[Items from a dataset]
◆ ◆ ◆ ◆

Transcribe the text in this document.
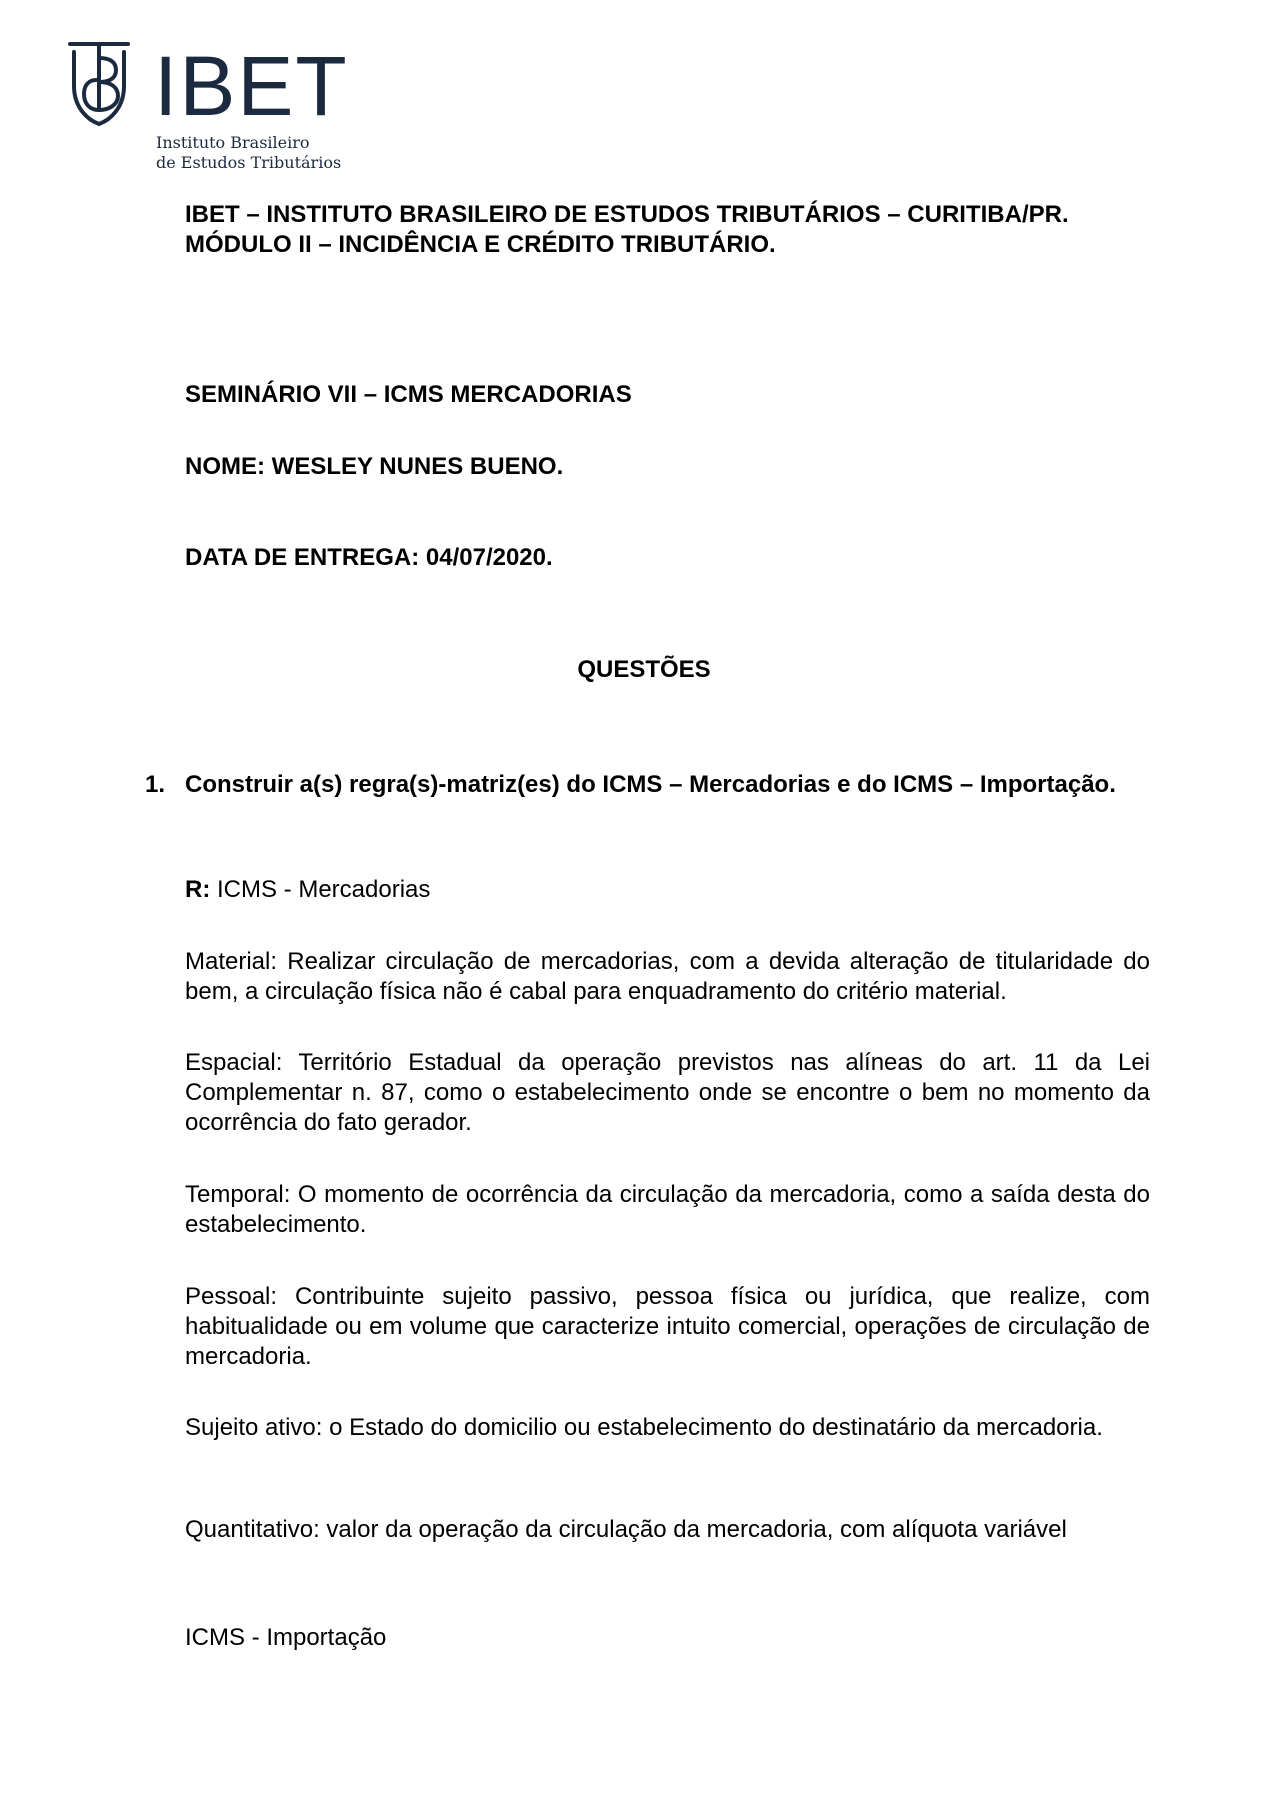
IBET
Instituto Brasileiro
de Estudos Tributários
IBET – INSTITUTO BRASILEIRO DE ESTUDOS TRIBUTÁRIOS – CURITIBA/PR.
MÓDULO II – INCIDÊNCIA E CRÉDITO TRIBUTÁRIO.
SEMINÁRIO VII – ICMS MERCADORIAS
NOME: WESLEY NUNES BUENO.
DATA DE ENTREGA: 04/07/2020.
QUESTÕES
1. Construir a(s) regra(s)-matriz(es) do ICMS – Mercadorias e do ICMS – Importação.
R: ICMS - Mercadorias
Material: Realizar circulação de mercadorias, com a devida alteração de titularidade do bem, a circulação física não é cabal para enquadramento do critério material.
Espacial: Território Estadual da operação previstos nas alíneas do art. 11 da Lei Complementar n. 87, como o estabelecimento onde se encontre o bem no momento da ocorrência do fato gerador.
Temporal: O momento de ocorrência da circulação da mercadoria, como a saída desta do estabelecimento.
Pessoal: Contribuinte sujeito passivo, pessoa física ou jurídica, que realize, com habitualidade ou em volume que caracterize intuito comercial, operações de circulação de mercadoria.
Sujeito ativo: o Estado do domicilio ou estabelecimento do destinatário da mercadoria.
Quantitativo: valor da operação da circulação da mercadoria, com alíquota variável
ICMS - Importação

◆ ◆ ◆ ◆

WHAT NEEDS TO BE DONE: Among the lines above, count those containing the word "como" and give nothing but the result.

EXERCISE RESULT: 2